◆ STATED TASK
Exact repetition of every entry is required.
--- Start SOURCE DATA ---
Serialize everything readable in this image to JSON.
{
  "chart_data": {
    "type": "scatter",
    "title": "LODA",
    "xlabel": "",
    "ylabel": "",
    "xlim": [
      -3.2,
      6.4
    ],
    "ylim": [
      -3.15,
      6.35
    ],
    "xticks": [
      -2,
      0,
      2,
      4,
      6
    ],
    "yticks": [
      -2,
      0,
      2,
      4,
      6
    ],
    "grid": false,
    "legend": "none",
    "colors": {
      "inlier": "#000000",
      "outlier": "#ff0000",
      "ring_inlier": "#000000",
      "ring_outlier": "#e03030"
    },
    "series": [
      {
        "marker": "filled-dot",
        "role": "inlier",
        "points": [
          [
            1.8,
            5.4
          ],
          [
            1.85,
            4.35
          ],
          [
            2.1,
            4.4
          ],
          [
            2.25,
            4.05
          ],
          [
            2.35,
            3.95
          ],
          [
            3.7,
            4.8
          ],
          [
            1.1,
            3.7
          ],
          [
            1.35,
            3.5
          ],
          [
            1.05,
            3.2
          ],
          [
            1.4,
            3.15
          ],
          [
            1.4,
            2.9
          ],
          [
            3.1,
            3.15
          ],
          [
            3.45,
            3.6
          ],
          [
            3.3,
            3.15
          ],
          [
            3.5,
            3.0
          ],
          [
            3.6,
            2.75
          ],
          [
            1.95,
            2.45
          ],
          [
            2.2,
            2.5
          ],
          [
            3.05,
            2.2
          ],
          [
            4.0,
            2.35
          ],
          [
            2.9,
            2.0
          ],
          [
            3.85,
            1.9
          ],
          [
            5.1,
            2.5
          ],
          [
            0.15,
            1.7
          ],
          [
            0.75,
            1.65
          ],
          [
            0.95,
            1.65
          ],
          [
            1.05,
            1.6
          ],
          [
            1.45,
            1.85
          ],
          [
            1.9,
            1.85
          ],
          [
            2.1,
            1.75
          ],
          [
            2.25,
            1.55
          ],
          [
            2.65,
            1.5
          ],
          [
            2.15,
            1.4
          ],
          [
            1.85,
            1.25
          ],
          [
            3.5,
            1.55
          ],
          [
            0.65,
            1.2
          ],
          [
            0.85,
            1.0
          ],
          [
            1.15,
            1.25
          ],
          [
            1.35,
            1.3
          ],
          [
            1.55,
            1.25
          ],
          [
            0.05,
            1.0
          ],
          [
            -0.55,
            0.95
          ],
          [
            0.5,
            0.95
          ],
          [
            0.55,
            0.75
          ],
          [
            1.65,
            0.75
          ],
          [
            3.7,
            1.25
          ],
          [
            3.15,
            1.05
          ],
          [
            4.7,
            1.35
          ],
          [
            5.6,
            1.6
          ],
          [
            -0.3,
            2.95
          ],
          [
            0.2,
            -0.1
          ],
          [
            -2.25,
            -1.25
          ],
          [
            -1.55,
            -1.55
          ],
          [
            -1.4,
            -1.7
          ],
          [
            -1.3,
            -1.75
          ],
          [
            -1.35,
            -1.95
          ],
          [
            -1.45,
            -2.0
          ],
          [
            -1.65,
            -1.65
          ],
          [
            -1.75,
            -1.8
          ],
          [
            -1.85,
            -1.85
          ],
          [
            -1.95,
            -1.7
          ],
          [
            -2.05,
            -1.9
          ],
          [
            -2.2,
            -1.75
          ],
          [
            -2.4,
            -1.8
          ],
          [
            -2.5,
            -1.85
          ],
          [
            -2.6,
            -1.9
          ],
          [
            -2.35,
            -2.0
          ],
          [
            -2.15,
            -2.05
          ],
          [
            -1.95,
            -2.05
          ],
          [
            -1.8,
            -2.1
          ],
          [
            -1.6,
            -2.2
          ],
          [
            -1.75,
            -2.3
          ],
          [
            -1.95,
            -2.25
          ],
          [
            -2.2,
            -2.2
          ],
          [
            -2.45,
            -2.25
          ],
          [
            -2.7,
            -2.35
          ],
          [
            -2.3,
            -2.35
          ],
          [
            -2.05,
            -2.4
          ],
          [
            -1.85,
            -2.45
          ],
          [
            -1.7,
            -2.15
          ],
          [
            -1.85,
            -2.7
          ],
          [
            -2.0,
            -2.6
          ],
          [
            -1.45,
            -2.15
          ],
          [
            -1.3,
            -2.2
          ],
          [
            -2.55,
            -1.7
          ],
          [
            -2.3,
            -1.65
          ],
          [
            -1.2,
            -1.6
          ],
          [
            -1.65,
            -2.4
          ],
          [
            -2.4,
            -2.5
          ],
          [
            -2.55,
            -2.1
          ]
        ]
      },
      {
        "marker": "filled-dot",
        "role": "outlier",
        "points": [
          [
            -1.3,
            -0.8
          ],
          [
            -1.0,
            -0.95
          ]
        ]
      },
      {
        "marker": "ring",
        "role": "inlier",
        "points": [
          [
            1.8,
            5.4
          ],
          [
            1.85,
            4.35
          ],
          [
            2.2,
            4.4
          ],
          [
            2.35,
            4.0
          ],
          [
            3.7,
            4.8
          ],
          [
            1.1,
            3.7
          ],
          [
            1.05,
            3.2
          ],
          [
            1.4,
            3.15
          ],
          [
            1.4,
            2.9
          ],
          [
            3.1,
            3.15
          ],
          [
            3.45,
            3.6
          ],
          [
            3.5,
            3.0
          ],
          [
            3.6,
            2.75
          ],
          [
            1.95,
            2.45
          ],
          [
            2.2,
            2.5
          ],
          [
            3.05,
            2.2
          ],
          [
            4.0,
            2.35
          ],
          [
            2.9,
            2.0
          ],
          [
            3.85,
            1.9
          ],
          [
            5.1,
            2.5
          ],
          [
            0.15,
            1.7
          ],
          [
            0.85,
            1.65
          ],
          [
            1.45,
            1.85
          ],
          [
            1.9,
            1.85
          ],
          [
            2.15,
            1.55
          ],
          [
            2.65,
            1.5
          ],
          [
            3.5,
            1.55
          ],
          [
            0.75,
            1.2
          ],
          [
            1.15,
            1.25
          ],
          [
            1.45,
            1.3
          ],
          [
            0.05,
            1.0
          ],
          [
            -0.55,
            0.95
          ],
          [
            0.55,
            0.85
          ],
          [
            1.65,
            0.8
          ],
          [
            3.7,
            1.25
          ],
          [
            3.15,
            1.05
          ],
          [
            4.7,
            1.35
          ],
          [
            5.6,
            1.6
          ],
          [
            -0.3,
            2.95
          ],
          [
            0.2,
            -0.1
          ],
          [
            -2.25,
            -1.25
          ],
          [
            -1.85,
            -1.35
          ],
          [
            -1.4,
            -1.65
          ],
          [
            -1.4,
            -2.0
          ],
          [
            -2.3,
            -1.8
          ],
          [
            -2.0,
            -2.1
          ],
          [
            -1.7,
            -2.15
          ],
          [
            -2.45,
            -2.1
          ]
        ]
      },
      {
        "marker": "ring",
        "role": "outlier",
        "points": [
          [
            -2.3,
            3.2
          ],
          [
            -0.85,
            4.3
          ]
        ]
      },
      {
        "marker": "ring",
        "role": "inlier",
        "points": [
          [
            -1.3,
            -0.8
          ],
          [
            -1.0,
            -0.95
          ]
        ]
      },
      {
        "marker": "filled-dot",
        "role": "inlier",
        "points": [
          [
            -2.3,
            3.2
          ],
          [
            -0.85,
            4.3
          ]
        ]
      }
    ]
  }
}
--- End SOURCE DATA ---
◆ RESPONSE BELOW
Serialize everything readable in this image to JSON.
{
  "chart_data": {
    "type": "scatter",
    "title": "LODA",
    "xlabel": "",
    "ylabel": "",
    "xlim": [
      -3.2,
      6.4
    ],
    "ylim": [
      -3.15,
      6.35
    ],
    "xticks": [
      -2,
      0,
      2,
      4,
      6
    ],
    "yticks": [
      -2,
      0,
      2,
      4,
      6
    ],
    "grid": false,
    "legend": "none",
    "colors": {
      "inlier": "#000000",
      "outlier": "#ff0000",
      "ring_inlier": "#000000",
      "ring_outlier": "#e03030"
    },
    "series": [
      {
        "marker": "filled-dot",
        "role": "inlier",
        "points": [
          [
            1.8,
            5.4
          ],
          [
            1.85,
            4.35
          ],
          [
            2.1,
            4.4
          ],
          [
            2.25,
            4.05
          ],
          [
            2.35,
            3.95
          ],
          [
            3.7,
            4.8
          ],
          [
            1.1,
            3.7
          ],
          [
            1.35,
            3.5
          ],
          [
            1.05,
            3.2
          ],
          [
            1.4,
            3.15
          ],
          [
            1.4,
            2.9
          ],
          [
            3.1,
            3.15
          ],
          [
            3.45,
            3.6
          ],
          [
            3.3,
            3.15
          ],
          [
            3.5,
            3.0
          ],
          [
            3.6,
            2.75
          ],
          [
            1.95,
            2.45
          ],
          [
            2.2,
            2.5
          ],
          [
            3.05,
            2.2
          ],
          [
            4.0,
            2.35
          ],
          [
            2.9,
            2.0
          ],
          [
            3.85,
            1.9
          ],
          [
            5.1,
            2.5
          ],
          [
            0.15,
            1.7
          ],
          [
            0.75,
            1.65
          ],
          [
            0.95,
            1.65
          ],
          [
            1.05,
            1.6
          ],
          [
            1.45,
            1.85
          ],
          [
            1.9,
            1.85
          ],
          [
            2.1,
            1.75
          ],
          [
            2.25,
            1.55
          ],
          [
            2.65,
            1.5
          ],
          [
            2.15,
            1.4
          ],
          [
            1.85,
            1.25
          ],
          [
            3.5,
            1.55
          ],
          [
            0.65,
            1.2
          ],
          [
            0.85,
            1.0
          ],
          [
            1.15,
            1.25
          ],
          [
            1.35,
            1.3
          ],
          [
            1.55,
            1.25
          ],
          [
            0.05,
            1.0
          ],
          [
            -0.55,
            0.95
          ],
          [
            0.5,
            0.95
          ],
          [
            0.55,
            0.75
          ],
          [
            1.65,
            0.75
          ],
          [
            3.7,
            1.25
          ],
          [
            3.15,
            1.05
          ],
          [
            4.7,
            1.35
          ],
          [
            5.6,
            1.6
          ],
          [
            -0.3,
            2.95
          ],
          [
            0.2,
            -0.1
          ],
          [
            -2.25,
            -1.25
          ],
          [
            -1.55,
            -1.55
          ],
          [
            -1.4,
            -1.7
          ],
          [
            -1.3,
            -1.75
          ],
          [
            -1.35,
            -1.95
          ],
          [
            -1.45,
            -2.0
          ],
          [
            -1.65,
            -1.65
          ],
          [
            -1.75,
            -1.8
          ],
          [
            -1.85,
            -1.85
          ],
          [
            -1.95,
            -1.7
          ],
          [
            -2.05,
            -1.9
          ],
          [
            -2.2,
            -1.75
          ],
          [
            -2.4,
            -1.8
          ],
          [
            -2.5,
            -1.85
          ],
          [
            -2.6,
            -1.9
          ],
          [
            -2.35,
            -2.0
          ],
          [
            -2.15,
            -2.05
          ],
          [
            -1.95,
            -2.05
          ],
          [
            -1.8,
            -2.1
          ],
          [
            -1.6,
            -2.2
          ],
          [
            -1.75,
            -2.3
          ],
          [
            -1.95,
            -2.25
          ],
          [
            -2.2,
            -2.2
          ],
          [
            -2.45,
            -2.25
          ],
          [
            -2.7,
            -2.35
          ],
          [
            -2.3,
            -2.35
          ],
          [
            -2.05,
            -2.4
          ],
          [
            -1.85,
            -2.45
          ],
          [
            -1.7,
            -2.15
          ],
          [
            -1.85,
            -2.7
          ],
          [
            -2.0,
            -2.6
          ],
          [
            -1.45,
            -2.15
          ],
          [
            -1.3,
            -2.2
          ],
          [
            -2.55,
            -1.7
          ],
          [
            -2.3,
            -1.65
          ],
          [
            -1.2,
            -1.6
          ],
          [
            -1.65,
            -2.4
          ],
          [
            -2.4,
            -2.5
          ],
          [
            -2.55,
            -2.1
          ]
        ]
      },
      {
        "marker": "filled-dot",
        "role": "outlier",
        "points": [
          [
            -1.3,
            -0.8
          ],
          [
            -1.0,
            -0.95
          ]
        ]
      },
      {
        "marker": "ring",
        "role": "inlier",
        "points": [
          [
            1.8,
            5.4
          ],
          [
            1.85,
            4.35
          ],
          [
            2.2,
            4.4
          ],
          [
            2.35,
            4.0
          ],
          [
            3.7,
            4.8
          ],
          [
            1.1,
            3.7
          ],
          [
            1.05,
            3.2
          ],
          [
            1.4,
            3.15
          ],
          [
            1.4,
            2.9
          ],
          [
            3.1,
            3.15
          ],
          [
            3.45,
            3.6
          ],
          [
            3.5,
            3.0
          ],
          [
            3.6,
            2.75
          ],
          [
            1.95,
            2.45
          ],
          [
            2.2,
            2.5
          ],
          [
            3.05,
            2.2
          ],
          [
            4.0,
            2.35
          ],
          [
            2.9,
            2.0
          ],
          [
            3.85,
            1.9
          ],
          [
            5.1,
            2.5
          ],
          [
            0.15,
            1.7
          ],
          [
            0.85,
            1.65
          ],
          [
            1.45,
            1.85
          ],
          [
            1.9,
            1.85
          ],
          [
            2.15,
            1.55
          ],
          [
            2.65,
            1.5
          ],
          [
            3.5,
            1.55
          ],
          [
            0.75,
            1.2
          ],
          [
            1.15,
            1.25
          ],
          [
            1.45,
            1.3
          ],
          [
            0.05,
            1.0
          ],
          [
            -0.55,
            0.95
          ],
          [
            0.55,
            0.85
          ],
          [
            1.65,
            0.8
          ],
          [
            3.7,
            1.25
          ],
          [
            3.15,
            1.05
          ],
          [
            4.7,
            1.35
          ],
          [
            5.6,
            1.6
          ],
          [
            -0.3,
            2.95
          ],
          [
            0.2,
            -0.1
          ],
          [
            -2.25,
            -1.25
          ],
          [
            -1.85,
            -1.35
          ],
          [
            -1.4,
            -1.65
          ],
          [
            -1.4,
            -2.0
          ],
          [
            -2.3,
            -1.8
          ],
          [
            -2.0,
            -2.1
          ],
          [
            -1.7,
            -2.15
          ],
          [
            -2.45,
            -2.1
          ]
        ]
      },
      {
        "marker": "ring",
        "role": "outlier",
        "points": [
          [
            -2.3,
            3.2
          ],
          [
            -0.85,
            4.3
          ]
        ]
      },
      {
        "marker": "ring",
        "role": "inlier",
        "points": [
          [
            -1.3,
            -0.8
          ],
          [
            -1.0,
            -0.95
          ]
        ]
      },
      {
        "marker": "filled-dot",
        "role": "inlier",
        "points": [
          [
            -2.3,
            3.2
          ],
          [
            -0.85,
            4.3
          ]
        ]
      }
    ]
  }
}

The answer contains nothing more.